Transcribe each of the records below exactly, excluding all pictures.

Dataset listings of figures
....
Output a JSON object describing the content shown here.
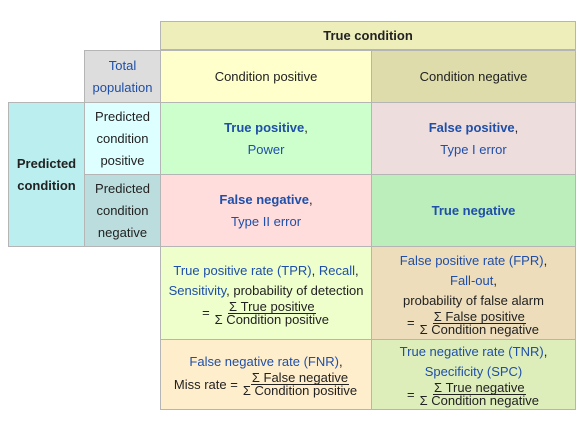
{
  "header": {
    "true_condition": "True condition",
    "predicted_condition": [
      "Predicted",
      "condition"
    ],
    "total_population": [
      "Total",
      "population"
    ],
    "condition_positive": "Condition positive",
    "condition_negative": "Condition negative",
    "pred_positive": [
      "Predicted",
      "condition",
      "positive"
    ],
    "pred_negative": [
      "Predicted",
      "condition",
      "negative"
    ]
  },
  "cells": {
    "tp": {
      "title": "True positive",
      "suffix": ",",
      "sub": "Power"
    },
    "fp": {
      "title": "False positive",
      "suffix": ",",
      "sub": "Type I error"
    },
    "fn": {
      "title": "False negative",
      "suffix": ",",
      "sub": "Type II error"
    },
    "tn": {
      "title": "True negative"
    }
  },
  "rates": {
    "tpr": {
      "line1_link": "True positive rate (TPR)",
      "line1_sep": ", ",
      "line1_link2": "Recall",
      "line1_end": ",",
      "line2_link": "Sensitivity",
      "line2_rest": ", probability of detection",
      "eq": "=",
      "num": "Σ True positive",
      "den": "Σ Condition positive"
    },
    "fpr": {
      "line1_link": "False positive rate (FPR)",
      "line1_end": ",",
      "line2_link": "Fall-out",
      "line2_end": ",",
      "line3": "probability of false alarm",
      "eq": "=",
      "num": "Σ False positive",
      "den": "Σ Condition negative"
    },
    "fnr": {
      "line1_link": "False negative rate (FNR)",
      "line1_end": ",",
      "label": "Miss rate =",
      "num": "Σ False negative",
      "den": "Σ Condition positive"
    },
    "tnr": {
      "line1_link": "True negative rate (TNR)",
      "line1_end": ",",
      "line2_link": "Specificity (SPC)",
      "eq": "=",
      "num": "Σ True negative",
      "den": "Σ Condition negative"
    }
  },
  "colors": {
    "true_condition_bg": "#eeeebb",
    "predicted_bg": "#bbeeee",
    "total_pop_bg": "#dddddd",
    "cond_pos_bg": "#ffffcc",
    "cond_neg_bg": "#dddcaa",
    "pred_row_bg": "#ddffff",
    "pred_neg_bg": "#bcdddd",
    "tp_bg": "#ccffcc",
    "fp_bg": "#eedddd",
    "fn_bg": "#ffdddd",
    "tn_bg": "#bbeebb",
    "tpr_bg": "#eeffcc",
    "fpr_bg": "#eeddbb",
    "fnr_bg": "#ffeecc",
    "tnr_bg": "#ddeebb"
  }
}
....
* **SOLUTION**
Output a JSON object describing the content shown here.
{
  "header": {
    "true_condition": "True condition",
    "predicted_condition": [
      "Predicted",
      "condition"
    ],
    "total_population": [
      "Total",
      "population"
    ],
    "condition_positive": "Condition positive",
    "condition_negative": "Condition negative",
    "pred_positive": [
      "Predicted",
      "condition",
      "positive"
    ],
    "pred_negative": [
      "Predicted",
      "condition",
      "negative"
    ]
  },
  "cells": {
    "tp": {
      "title": "True positive",
      "suffix": ",",
      "sub": "Power"
    },
    "fp": {
      "title": "False positive",
      "suffix": ",",
      "sub": "Type I error"
    },
    "fn": {
      "title": "False negative",
      "suffix": ",",
      "sub": "Type II error"
    },
    "tn": {
      "title": "True negative"
    }
  },
  "rates": {
    "tpr": {
      "line1_link": "True positive rate (TPR)",
      "line1_sep": ", ",
      "line1_link2": "Recall",
      "line1_end": ",",
      "line2_link": "Sensitivity",
      "line2_rest": ", probability of detection",
      "eq": "=",
      "num": "Σ True positive",
      "den": "Σ Condition positive"
    },
    "fpr": {
      "line1_link": "False positive rate (FPR)",
      "line1_end": ",",
      "line2_link": "Fall-out",
      "line2_end": ",",
      "line3": "probability of false alarm",
      "eq": "=",
      "num": "Σ False positive",
      "den": "Σ Condition negative"
    },
    "fnr": {
      "line1_link": "False negative rate (FNR)",
      "line1_end": ",",
      "label": "Miss rate =",
      "num": "Σ False negative",
      "den": "Σ Condition positive"
    },
    "tnr": {
      "line1_link": "True negative rate (TNR)",
      "line1_end": ",",
      "line2_link": "Specificity (SPC)",
      "eq": "=",
      "num": "Σ True negative",
      "den": "Σ Condition negative"
    }
  },
  "colors": {
    "true_condition_bg": "#eeeebb",
    "predicted_bg": "#bbeeee",
    "total_pop_bg": "#dddddd",
    "cond_pos_bg": "#ffffcc",
    "cond_neg_bg": "#dddcaa",
    "pred_row_bg": "#ddffff",
    "pred_neg_bg": "#bcdddd",
    "tp_bg": "#ccffcc",
    "fp_bg": "#eedddd",
    "fn_bg": "#ffdddd",
    "tn_bg": "#bbeebb",
    "tpr_bg": "#eeffcc",
    "fpr_bg": "#eeddbb",
    "fnr_bg": "#ffeecc",
    "tnr_bg": "#ddeebb"
  }
}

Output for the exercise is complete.